DESCRIPTION DE L'EXERCICE:
Recopiez à l'identique toutes les lignes des enregistrements ci-dessous, sans y inclure les images, s'il vous plaît.

-------

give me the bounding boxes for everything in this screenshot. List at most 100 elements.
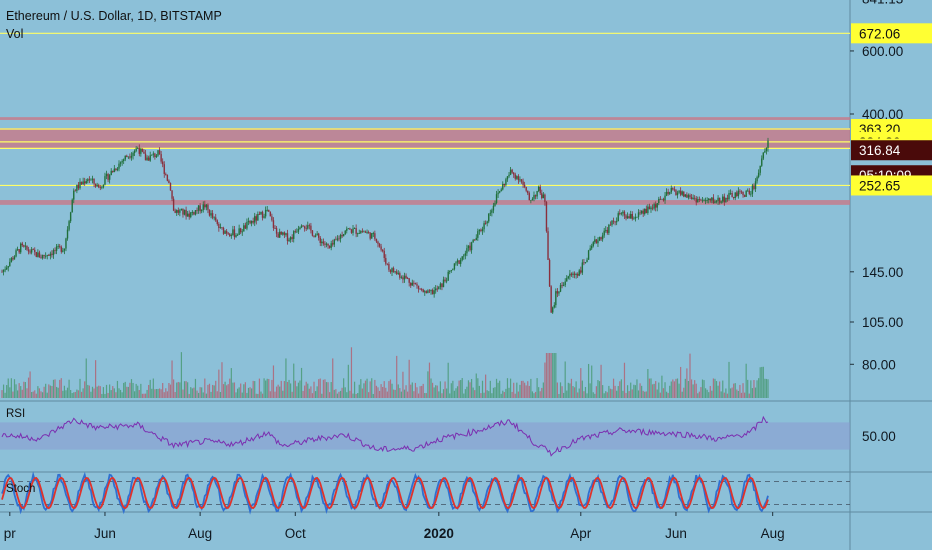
volume-bar [403,389,406,398]
candle-body [356,233,359,235]
volume-bar [524,382,526,398]
volume-bar [271,379,273,398]
volume-bar [51,386,53,398]
volume-bar [102,387,105,398]
candle-body [477,231,479,238]
candle-body [525,186,527,191]
volume-bar [623,362,626,398]
volume-bar [421,385,423,398]
candle-body [278,231,281,238]
volume-bar [38,388,41,398]
candle-body [250,220,253,224]
volume-bar [96,386,98,398]
candle-body [564,281,566,286]
volume-bar [352,393,354,398]
volume-bar [107,392,109,398]
volume-bar [399,388,401,398]
volume-bar [765,378,768,398]
volume-bar [605,391,607,398]
candle-body [399,273,401,278]
candle-body [531,198,534,201]
volume-bar [90,391,92,398]
volume-bar [690,379,693,398]
volume-bar [162,383,164,398]
candle-body [405,275,407,279]
candle-body [391,268,393,273]
volume-bar [329,392,331,398]
volume-bar [714,378,716,398]
candle-body [277,233,279,238]
volume-bar [115,392,117,398]
candle-body [144,153,147,161]
candle-body [196,210,198,211]
candle-body [9,261,11,267]
candle-body [154,153,156,158]
candle-body [207,204,209,210]
candle-body [21,243,23,246]
volume-bar [243,384,245,398]
candle-body [124,155,126,160]
volume-bar [374,379,376,398]
candle-body [369,232,371,239]
candle-body [522,181,524,185]
candle-body [681,191,683,195]
candle-body [634,216,637,219]
volume-bar [343,378,345,398]
volume-bar [575,381,577,398]
volume-bar [104,393,106,398]
volume-bar [441,393,443,398]
volume-bar [101,393,103,398]
candle-body [511,169,513,173]
candle-body [594,239,596,243]
candle-body [559,285,562,292]
volume-bar [425,393,427,398]
candle-body [410,282,412,286]
candle-body [182,208,184,215]
volume-bar [246,392,248,398]
candle-body [764,151,766,153]
candle-body [1,271,3,273]
candle-body [422,289,424,293]
candle-body [394,271,396,273]
candle-body [700,199,702,201]
candle-body [469,245,471,251]
candle-body [622,211,624,214]
candle-body [108,175,111,180]
volume-bar [606,392,608,398]
candle-body [712,197,715,204]
volume-bar [485,374,487,398]
candle-body [636,216,638,218]
volume-bar [431,382,434,398]
candle-body [149,155,151,161]
volume-bar [391,383,393,398]
candle-body [706,199,708,201]
candle-body [650,207,652,210]
candle-body [291,237,293,239]
candle-body [246,221,248,229]
volume-bar [446,388,448,398]
volume-bar [734,383,736,398]
candle-body [597,240,599,244]
price-tick-label: 400.00 [862,107,903,122]
volume-bar [71,393,73,398]
volume-bar [570,378,573,398]
candle-body [29,251,31,253]
volume-bar [439,381,441,398]
volume-bar [520,380,523,398]
volume-bar [503,392,505,398]
volume-bar [495,378,498,398]
volume-bar [45,383,47,398]
candle-body [751,185,754,194]
candle-body [692,197,694,200]
volume-bar [335,389,337,398]
candle-body [48,255,50,256]
candle-body [520,179,523,182]
candle-body [366,232,368,233]
volume-bar [380,384,382,398]
volume-bar [564,361,566,398]
candle-body [224,231,226,234]
volume-bar [146,389,148,398]
candle-body [338,238,340,240]
volume-bar [254,381,256,398]
volume-bar [386,391,388,398]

-------

TÂCHE RÉALISÉE:
give me the bounding boxes for everything in this screenshot. List at most 100 elements.
volume-bar [403,389,406,398]
candle-body [356,233,359,235]
volume-bar [524,382,526,398]
volume-bar [271,379,273,398]
volume-bar [51,386,53,398]
volume-bar [102,387,105,398]
candle-body [477,231,479,238]
candle-body [525,186,527,191]
volume-bar [623,362,626,398]
volume-bar [421,385,423,398]
candle-body [278,231,281,238]
volume-bar [38,388,41,398]
candle-body [250,220,253,224]
volume-bar [96,386,98,398]
candle-body [564,281,566,286]
volume-bar [352,393,354,398]
volume-bar [107,392,109,398]
volume-bar [399,388,401,398]
volume-bar [765,378,768,398]
volume-bar [605,391,607,398]
candle-body [399,273,401,278]
candle-body [531,198,534,201]
volume-bar [90,391,92,398]
volume-bar [690,379,693,398]
volume-bar [162,383,164,398]
candle-body [405,275,407,279]
candle-body [391,268,393,273]
volume-bar [329,392,331,398]
volume-bar [714,378,716,398]
candle-body [277,233,279,238]
volume-bar [115,392,117,398]
candle-body [144,153,147,161]
candle-body [196,210,198,211]
candle-body [9,261,11,267]
candle-body [154,153,156,158]
candle-body [207,204,209,210]
candle-body [21,243,23,246]
volume-bar [243,384,245,398]
candle-body [124,155,126,160]
volume-bar [374,379,376,398]
candle-body [369,232,371,239]
candle-body [522,181,524,185]
candle-body [681,191,683,195]
candle-body [634,216,637,219]
volume-bar [343,378,345,398]
volume-bar [575,381,577,398]
volume-bar [104,393,106,398]
volume-bar [441,393,443,398]
volume-bar [101,393,103,398]
candle-body [511,169,513,173]
candle-body [594,239,596,243]
candle-body [559,285,562,292]
volume-bar [425,393,427,398]
candle-body [410,282,412,286]
candle-body [182,208,184,215]
volume-bar [246,392,248,398]
candle-body [764,151,766,153]
candle-body [1,271,3,273]
candle-body [422,289,424,293]
candle-body [394,271,396,273]
candle-body [700,199,702,201]
candle-body [469,245,471,251]
candle-body [622,211,624,214]
candle-body [108,175,111,180]
volume-bar [606,392,608,398]
candle-body [712,197,715,204]
volume-bar [485,374,487,398]
candle-body [636,216,638,218]
volume-bar [431,382,434,398]
candle-body [149,155,151,161]
volume-bar [391,383,393,398]
candle-body [706,199,708,201]
candle-body [650,207,652,210]
candle-body [291,237,293,239]
candle-body [246,221,248,229]
volume-bar [446,388,448,398]
volume-bar [734,383,736,398]
candle-body [597,240,599,244]
price-tick-label: 400.00 [862,107,903,122]
volume-bar [71,393,73,398]
volume-bar [570,378,573,398]
candle-body [29,251,31,253]
volume-bar [439,381,441,398]
volume-bar [520,380,523,398]
volume-bar [503,392,505,398]
volume-bar [495,378,498,398]
volume-bar [45,383,47,398]
candle-body [751,185,754,194]
candle-body [692,197,694,200]
volume-bar [335,389,337,398]
candle-body [48,255,50,256]
candle-body [520,179,523,182]
candle-body [366,232,368,233]
volume-bar [380,384,382,398]
volume-bar [564,361,566,398]
candle-body [224,231,226,234]
volume-bar [146,389,148,398]
candle-body [338,238,340,240]
volume-bar [254,381,256,398]
volume-bar [386,391,388,398]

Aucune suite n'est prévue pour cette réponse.